[WHAT YOU HAVE TO DO] Go through the entries one line at a time, and gather every line that has the word "title".

(Collection entries)

--- --- ---

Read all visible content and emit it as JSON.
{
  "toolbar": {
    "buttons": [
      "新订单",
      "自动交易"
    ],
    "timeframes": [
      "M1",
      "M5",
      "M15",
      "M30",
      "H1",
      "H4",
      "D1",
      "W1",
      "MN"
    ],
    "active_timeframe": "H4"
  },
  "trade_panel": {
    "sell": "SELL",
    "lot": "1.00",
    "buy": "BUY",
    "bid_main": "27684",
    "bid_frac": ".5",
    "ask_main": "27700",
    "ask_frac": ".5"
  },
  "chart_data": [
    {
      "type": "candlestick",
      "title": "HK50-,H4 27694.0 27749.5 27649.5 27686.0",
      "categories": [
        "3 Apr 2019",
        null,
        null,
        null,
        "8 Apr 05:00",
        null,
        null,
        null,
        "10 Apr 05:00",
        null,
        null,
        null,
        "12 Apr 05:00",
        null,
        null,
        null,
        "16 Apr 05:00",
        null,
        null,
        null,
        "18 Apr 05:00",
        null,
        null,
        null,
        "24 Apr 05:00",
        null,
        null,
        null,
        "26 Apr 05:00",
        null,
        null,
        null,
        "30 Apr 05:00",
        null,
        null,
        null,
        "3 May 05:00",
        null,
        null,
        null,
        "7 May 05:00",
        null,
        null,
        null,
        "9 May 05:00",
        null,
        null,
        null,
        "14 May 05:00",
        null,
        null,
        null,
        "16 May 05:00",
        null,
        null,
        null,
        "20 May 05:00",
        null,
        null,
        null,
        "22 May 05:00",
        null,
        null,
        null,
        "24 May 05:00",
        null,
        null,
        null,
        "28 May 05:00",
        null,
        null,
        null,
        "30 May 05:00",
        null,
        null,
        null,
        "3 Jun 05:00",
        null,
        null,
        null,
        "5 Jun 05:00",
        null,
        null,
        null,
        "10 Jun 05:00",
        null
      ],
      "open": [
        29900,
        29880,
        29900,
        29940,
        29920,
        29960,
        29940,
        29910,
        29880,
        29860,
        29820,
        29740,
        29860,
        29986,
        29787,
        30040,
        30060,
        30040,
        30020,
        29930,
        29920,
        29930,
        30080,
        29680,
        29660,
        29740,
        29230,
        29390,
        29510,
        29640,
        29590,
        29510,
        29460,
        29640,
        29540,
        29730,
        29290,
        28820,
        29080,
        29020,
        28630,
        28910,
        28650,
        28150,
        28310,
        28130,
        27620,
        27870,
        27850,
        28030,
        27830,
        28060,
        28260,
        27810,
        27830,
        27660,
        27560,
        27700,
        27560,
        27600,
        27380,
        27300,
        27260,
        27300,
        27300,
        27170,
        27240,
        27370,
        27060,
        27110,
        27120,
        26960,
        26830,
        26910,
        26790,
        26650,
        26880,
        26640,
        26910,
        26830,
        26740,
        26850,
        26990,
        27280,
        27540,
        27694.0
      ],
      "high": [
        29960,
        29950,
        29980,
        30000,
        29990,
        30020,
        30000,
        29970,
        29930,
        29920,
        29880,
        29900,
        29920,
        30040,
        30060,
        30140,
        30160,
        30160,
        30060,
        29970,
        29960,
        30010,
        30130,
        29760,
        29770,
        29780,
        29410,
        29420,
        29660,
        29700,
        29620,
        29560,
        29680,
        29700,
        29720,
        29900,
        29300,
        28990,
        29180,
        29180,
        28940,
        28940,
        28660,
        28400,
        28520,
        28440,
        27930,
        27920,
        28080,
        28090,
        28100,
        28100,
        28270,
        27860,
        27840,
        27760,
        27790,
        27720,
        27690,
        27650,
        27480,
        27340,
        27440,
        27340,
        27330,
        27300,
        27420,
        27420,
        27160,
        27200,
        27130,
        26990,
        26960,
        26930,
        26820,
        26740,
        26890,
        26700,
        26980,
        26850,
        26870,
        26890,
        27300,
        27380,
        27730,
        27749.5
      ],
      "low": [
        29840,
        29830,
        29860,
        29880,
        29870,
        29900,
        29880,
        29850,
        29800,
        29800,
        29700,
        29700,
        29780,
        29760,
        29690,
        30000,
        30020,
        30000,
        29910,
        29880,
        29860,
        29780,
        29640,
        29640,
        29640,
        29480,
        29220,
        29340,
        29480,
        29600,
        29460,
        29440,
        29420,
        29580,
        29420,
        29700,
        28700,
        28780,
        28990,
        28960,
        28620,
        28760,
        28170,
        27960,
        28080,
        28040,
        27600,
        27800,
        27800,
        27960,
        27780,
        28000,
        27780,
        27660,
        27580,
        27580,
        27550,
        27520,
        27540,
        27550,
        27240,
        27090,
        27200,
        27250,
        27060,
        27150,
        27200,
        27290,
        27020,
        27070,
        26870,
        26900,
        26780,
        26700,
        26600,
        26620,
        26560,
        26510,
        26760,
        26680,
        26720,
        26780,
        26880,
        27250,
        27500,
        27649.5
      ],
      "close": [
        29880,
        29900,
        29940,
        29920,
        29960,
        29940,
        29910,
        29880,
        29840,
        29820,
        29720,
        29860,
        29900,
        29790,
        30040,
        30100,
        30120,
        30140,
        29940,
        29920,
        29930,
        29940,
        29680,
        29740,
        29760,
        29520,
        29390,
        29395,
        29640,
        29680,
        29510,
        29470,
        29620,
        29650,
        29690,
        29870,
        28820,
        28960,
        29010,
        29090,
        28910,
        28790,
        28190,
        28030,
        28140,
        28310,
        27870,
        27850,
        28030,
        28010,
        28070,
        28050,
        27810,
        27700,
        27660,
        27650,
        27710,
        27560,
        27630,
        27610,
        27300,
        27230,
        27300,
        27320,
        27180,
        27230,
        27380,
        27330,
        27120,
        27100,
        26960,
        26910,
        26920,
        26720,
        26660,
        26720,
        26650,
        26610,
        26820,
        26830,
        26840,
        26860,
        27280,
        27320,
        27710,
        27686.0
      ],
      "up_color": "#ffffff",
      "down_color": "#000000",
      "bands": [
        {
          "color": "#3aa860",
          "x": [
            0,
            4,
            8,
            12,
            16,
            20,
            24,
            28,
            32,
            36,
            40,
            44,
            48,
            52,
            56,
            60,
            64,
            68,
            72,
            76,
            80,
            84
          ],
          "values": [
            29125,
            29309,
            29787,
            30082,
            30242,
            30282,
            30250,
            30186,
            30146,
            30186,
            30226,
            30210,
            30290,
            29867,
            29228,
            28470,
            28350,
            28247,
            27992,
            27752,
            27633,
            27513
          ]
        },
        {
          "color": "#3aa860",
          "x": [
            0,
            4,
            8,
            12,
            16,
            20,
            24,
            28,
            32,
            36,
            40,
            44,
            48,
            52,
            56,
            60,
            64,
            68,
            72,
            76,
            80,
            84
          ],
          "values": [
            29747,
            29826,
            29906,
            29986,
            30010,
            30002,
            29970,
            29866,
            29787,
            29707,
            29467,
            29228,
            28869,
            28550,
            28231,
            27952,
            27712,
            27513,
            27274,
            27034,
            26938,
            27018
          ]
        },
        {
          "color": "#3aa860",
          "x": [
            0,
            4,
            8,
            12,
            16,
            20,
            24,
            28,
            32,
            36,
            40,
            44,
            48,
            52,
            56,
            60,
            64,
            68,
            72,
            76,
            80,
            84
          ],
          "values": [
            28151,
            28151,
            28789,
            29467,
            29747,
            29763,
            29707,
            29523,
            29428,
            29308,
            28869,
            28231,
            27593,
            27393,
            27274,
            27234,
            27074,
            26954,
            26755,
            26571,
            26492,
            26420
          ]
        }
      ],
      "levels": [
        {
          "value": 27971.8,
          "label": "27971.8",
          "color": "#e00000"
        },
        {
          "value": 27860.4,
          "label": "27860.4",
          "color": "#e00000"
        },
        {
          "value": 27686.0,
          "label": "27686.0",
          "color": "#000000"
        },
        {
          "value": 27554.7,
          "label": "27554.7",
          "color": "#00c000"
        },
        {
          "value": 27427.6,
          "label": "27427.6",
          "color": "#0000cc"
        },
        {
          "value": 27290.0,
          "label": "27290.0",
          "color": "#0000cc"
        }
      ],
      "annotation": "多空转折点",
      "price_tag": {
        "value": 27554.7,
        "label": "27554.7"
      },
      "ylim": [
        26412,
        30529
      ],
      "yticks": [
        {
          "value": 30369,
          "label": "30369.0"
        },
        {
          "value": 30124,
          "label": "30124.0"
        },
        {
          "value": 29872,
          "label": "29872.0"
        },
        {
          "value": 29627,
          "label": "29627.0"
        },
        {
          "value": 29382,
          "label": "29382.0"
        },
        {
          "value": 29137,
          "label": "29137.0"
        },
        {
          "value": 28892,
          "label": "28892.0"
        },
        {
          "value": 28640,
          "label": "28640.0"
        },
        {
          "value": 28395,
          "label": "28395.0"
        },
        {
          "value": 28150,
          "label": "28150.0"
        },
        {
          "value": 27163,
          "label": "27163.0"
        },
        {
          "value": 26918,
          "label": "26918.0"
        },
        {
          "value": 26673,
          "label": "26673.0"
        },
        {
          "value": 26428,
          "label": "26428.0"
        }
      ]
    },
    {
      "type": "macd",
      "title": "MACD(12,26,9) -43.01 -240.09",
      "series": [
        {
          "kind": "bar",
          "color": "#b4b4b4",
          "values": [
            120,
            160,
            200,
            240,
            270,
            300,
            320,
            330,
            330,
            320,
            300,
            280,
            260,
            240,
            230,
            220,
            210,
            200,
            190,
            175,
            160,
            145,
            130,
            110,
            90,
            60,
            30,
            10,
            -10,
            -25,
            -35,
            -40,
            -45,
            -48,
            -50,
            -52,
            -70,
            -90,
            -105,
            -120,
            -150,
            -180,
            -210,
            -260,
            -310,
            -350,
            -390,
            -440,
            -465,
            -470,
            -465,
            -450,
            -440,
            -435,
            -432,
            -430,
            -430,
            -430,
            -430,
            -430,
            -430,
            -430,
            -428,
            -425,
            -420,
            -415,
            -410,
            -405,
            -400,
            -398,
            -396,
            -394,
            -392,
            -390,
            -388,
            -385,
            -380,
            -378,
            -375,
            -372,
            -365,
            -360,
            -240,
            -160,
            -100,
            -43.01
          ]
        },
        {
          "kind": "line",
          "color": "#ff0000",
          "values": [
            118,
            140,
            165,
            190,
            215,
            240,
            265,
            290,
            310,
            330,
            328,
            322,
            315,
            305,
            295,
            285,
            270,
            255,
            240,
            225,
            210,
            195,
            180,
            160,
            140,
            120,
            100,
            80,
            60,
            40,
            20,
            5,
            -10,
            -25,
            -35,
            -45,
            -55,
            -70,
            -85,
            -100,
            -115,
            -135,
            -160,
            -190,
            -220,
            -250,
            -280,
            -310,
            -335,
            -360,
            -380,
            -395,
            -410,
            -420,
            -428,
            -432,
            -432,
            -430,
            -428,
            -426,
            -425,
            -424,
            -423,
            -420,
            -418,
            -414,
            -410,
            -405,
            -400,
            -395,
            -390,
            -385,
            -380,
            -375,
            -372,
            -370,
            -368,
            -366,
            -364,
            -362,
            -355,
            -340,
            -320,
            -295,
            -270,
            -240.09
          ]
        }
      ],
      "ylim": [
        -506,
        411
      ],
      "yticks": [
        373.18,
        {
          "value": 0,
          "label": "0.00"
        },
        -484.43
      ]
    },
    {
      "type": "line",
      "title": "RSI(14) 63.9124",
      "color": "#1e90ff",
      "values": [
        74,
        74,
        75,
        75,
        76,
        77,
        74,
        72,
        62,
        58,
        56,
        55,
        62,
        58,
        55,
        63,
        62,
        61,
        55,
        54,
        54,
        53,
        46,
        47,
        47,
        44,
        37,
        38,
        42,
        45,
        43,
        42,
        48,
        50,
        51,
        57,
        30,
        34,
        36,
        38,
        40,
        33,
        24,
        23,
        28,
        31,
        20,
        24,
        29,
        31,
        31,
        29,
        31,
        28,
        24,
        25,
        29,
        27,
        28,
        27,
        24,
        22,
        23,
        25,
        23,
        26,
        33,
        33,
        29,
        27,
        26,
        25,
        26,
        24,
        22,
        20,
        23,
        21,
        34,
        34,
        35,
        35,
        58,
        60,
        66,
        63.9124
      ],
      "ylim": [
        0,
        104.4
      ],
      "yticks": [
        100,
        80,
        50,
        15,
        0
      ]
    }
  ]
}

--- --- ---

[OUTPUT BELOW]
      "title": "HK50-,H4 27694.0 27749.5 27649.5 27686.0",
      "title": "MACD(12,26,9) -43.01 -240.09",
      "title": "RSI(14) 63.9124",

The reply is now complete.